Return each line of the data below exactly, omitting any pictures.
________________
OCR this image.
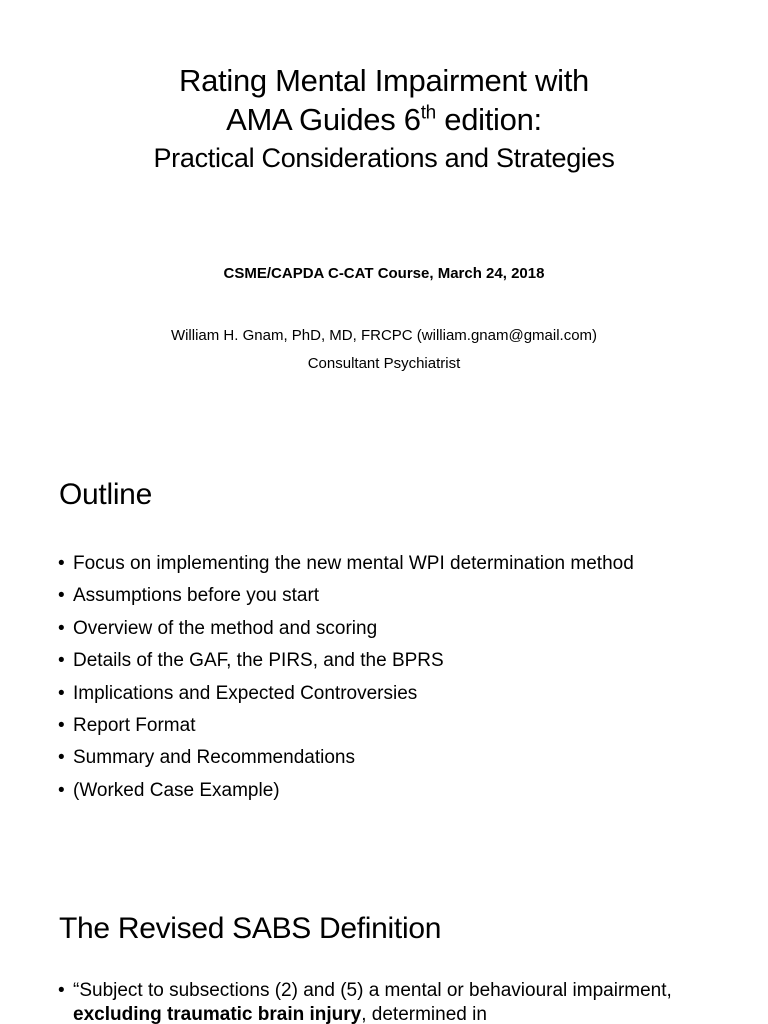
Rating Mental Impairment with
AMA Guides 6th edition:
Practical Considerations and Strategies
CSME/CAPDA C-CAT Course, March 24, 2018
William H. Gnam, PhD, MD, FRCPC (william.gnam@gmail.com)
Consultant Psychiatrist
Outline
• Focus on implementing the new mental WPI determination method
• Assumptions before you start
• Overview of the method and scoring
• Details of the GAF, the PIRS, and the BPRS
• Implications and Expected Controversies
• Report Format
• Summary and Recommendations
• (Worked Case Example)
The Revised SABS Definition
• “Subject to subsections (2) and (5) a mental or behavioural impairment, excluding traumatic brain injury, determined in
________________
Problem solution -
OCR this image.
Rating Mental Impairment with
AMA Guides 6th edition:
Practical Considerations and Strategies
CSME/CAPDA C-CAT Course, March 24, 2018
William H. Gnam, PhD, MD, FRCPC (william.gnam@gmail.com)
Consultant Psychiatrist
Outline
• Focus on implementing the new mental WPI determination method
• Assumptions before you start
• Overview of the method and scoring
• Details of the GAF, the PIRS, and the BPRS
• Implications and Expected Controversies
• Report Format
• Summary and Recommendations
• (Worked Case Example)
The Revised SABS Definition
• “Subject to subsections (2) and (5) a mental or behavioural impairment, excluding traumatic brain injury, determined in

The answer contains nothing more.